- _DATASET RECORDS_:
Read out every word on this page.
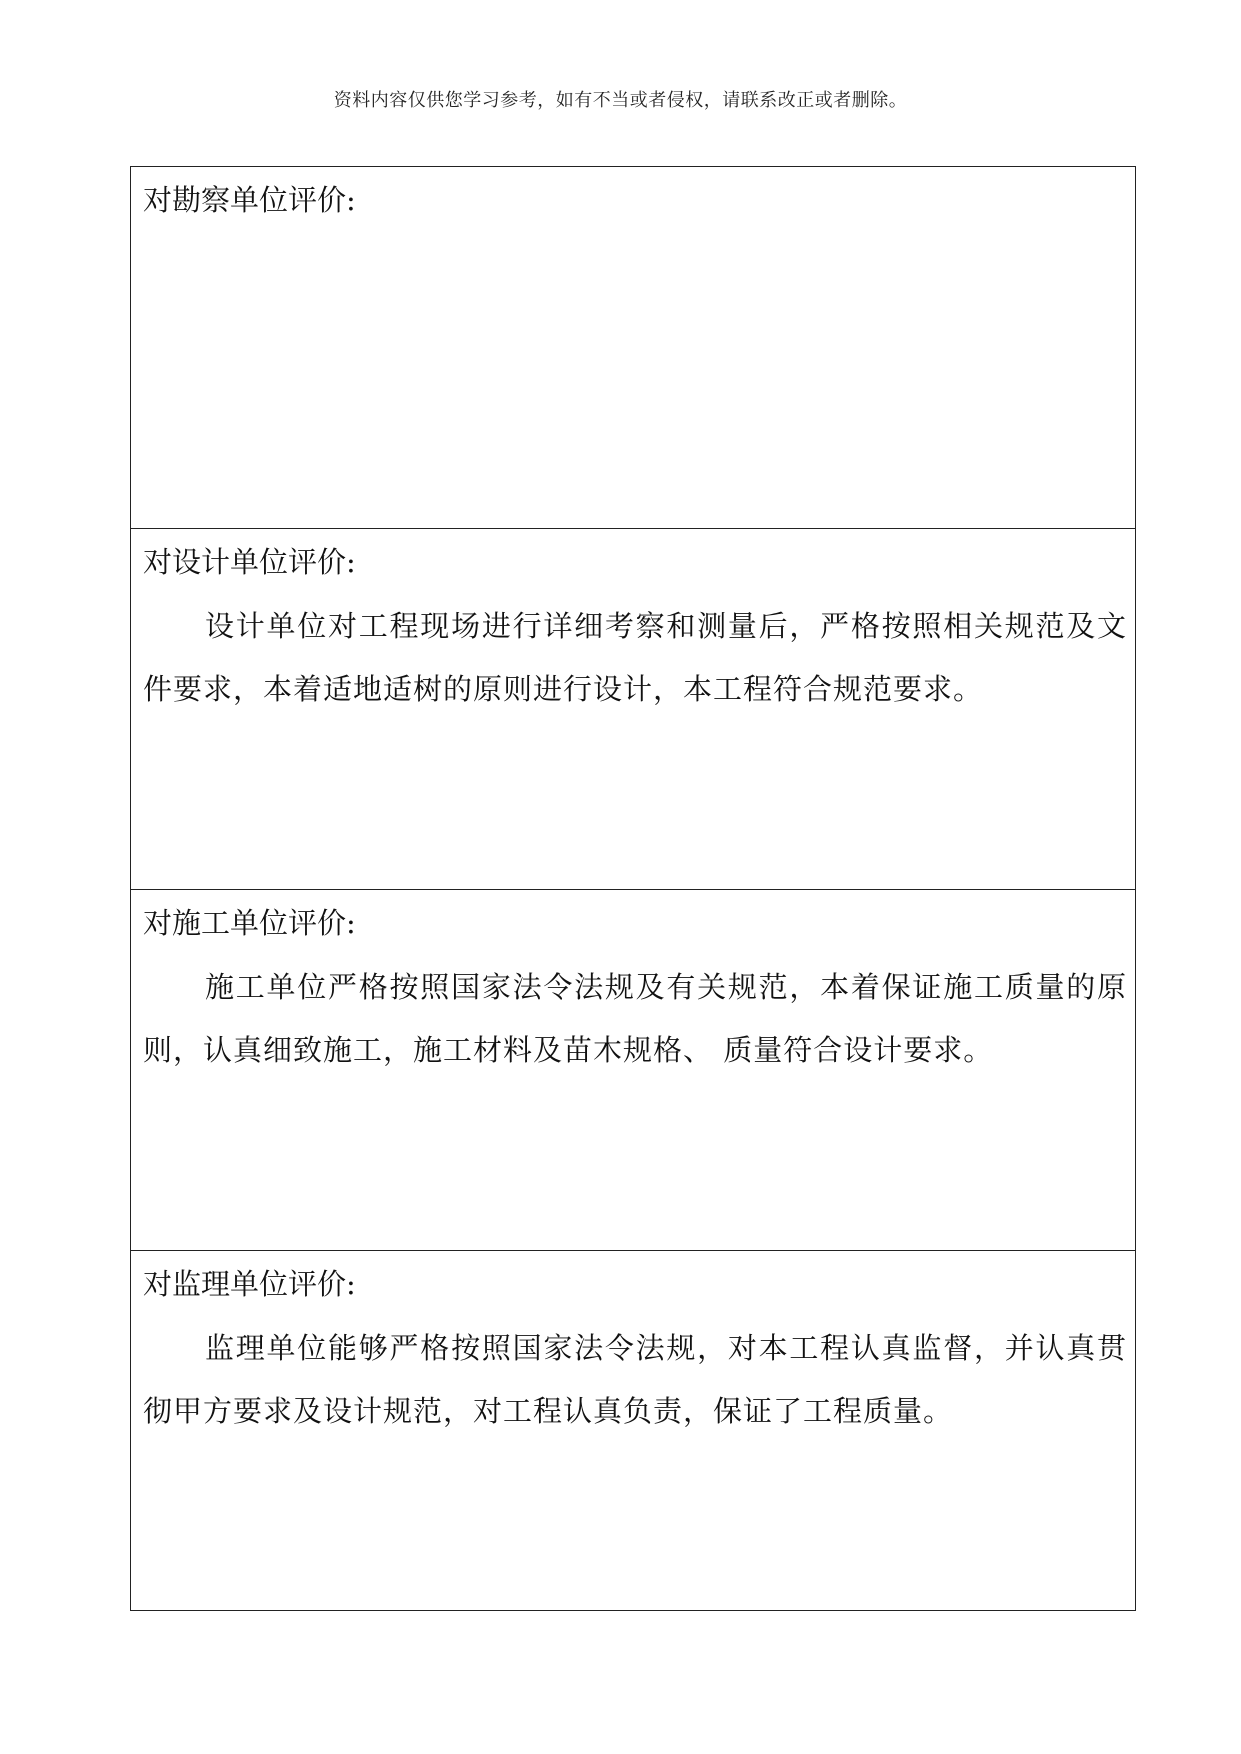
资料内容仅供您学习参考，如有不当或者侵权，请联系改正或者删除。

对勘察单位评价:

对设计单位评价:

设计单位对工程现场进行详细考察和测量后，严格按照相关规范及文件要求，本着适地适树的原则进行设计，本工程符合规范要求。

对施工单位评价:

施工单位严格按照国家法令法规及有关规范，本着保证施工质量的原则，认真细致施工，施工材料及苗木规格、 质量符合设计要求。

对监理单位评价:

监理单位能够严格按照国家法令法规，对本工程认真监督，并认真贯彻甲方要求及设计规范，对工程认真负责，保证了工程质量。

- _WHAT THE EXERCISE ASKS_:
Reproduce all the entries that precede this task, word for word, minus any pictures.

- _FULL OUTPUT_:
Read out every word on this page.
资料内容仅供您学习参考，如有不当或者侵权，请联系改正或者删除。

对勘察单位评价:

对设计单位评价:

设计单位对工程现场进行详细考察和测量后，严格按照相关规范及文件要求，本着适地适树的原则进行设计，本工程符合规范要求。

对施工单位评价:

施工单位严格按照国家法令法规及有关规范，本着保证施工质量的原则，认真细致施工，施工材料及苗木规格、 质量符合设计要求。

对监理单位评价:

监理单位能够严格按照国家法令法规，对本工程认真监督，并认真贯彻甲方要求及设计规范，对工程认真负责，保证了工程质量。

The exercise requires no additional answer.